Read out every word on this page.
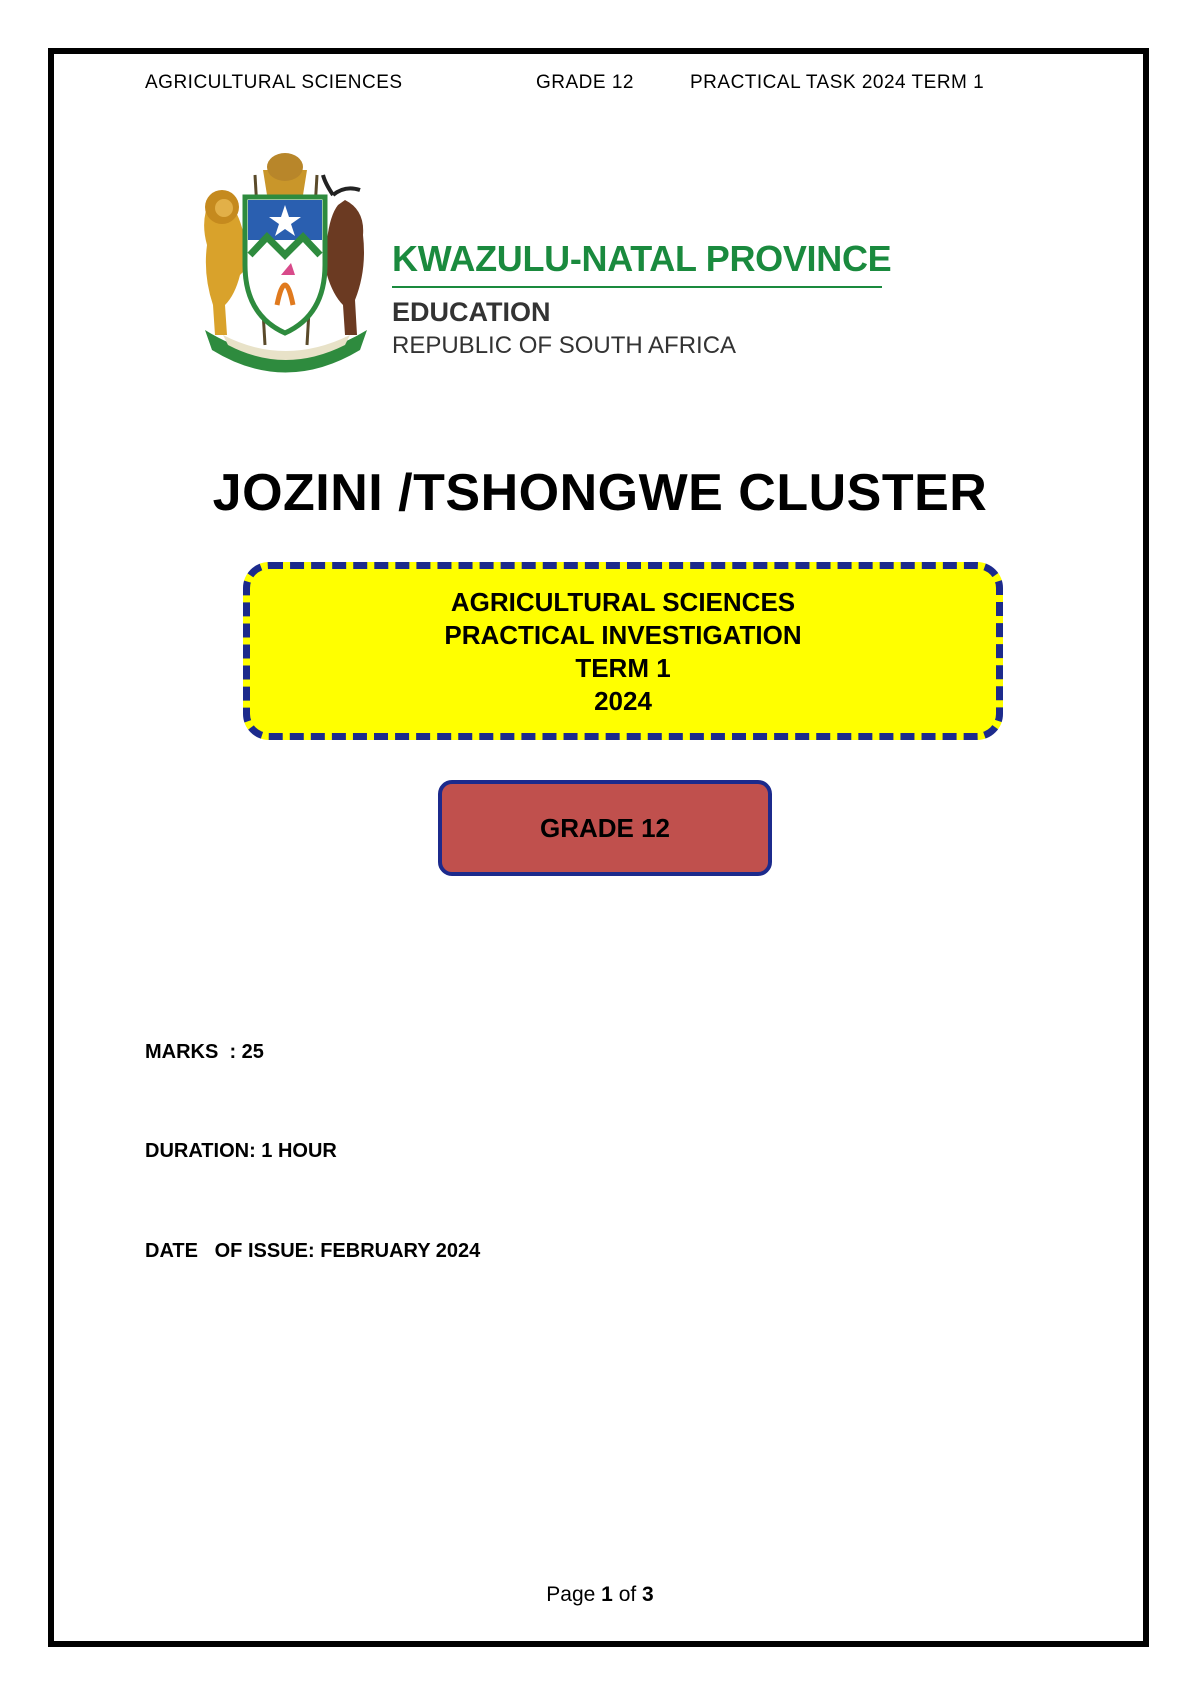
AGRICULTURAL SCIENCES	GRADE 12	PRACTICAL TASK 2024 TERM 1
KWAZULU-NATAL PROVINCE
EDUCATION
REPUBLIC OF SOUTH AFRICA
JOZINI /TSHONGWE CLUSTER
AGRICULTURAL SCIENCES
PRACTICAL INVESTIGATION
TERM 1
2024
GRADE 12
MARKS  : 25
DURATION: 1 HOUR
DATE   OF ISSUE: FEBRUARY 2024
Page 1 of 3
==*==
Copy out each line in the listing that has the word "GRADE".

AGRICULTURAL SCIENCES	GRADE 12	PRACTICAL TASK 2024 TERM 1
GRADE 12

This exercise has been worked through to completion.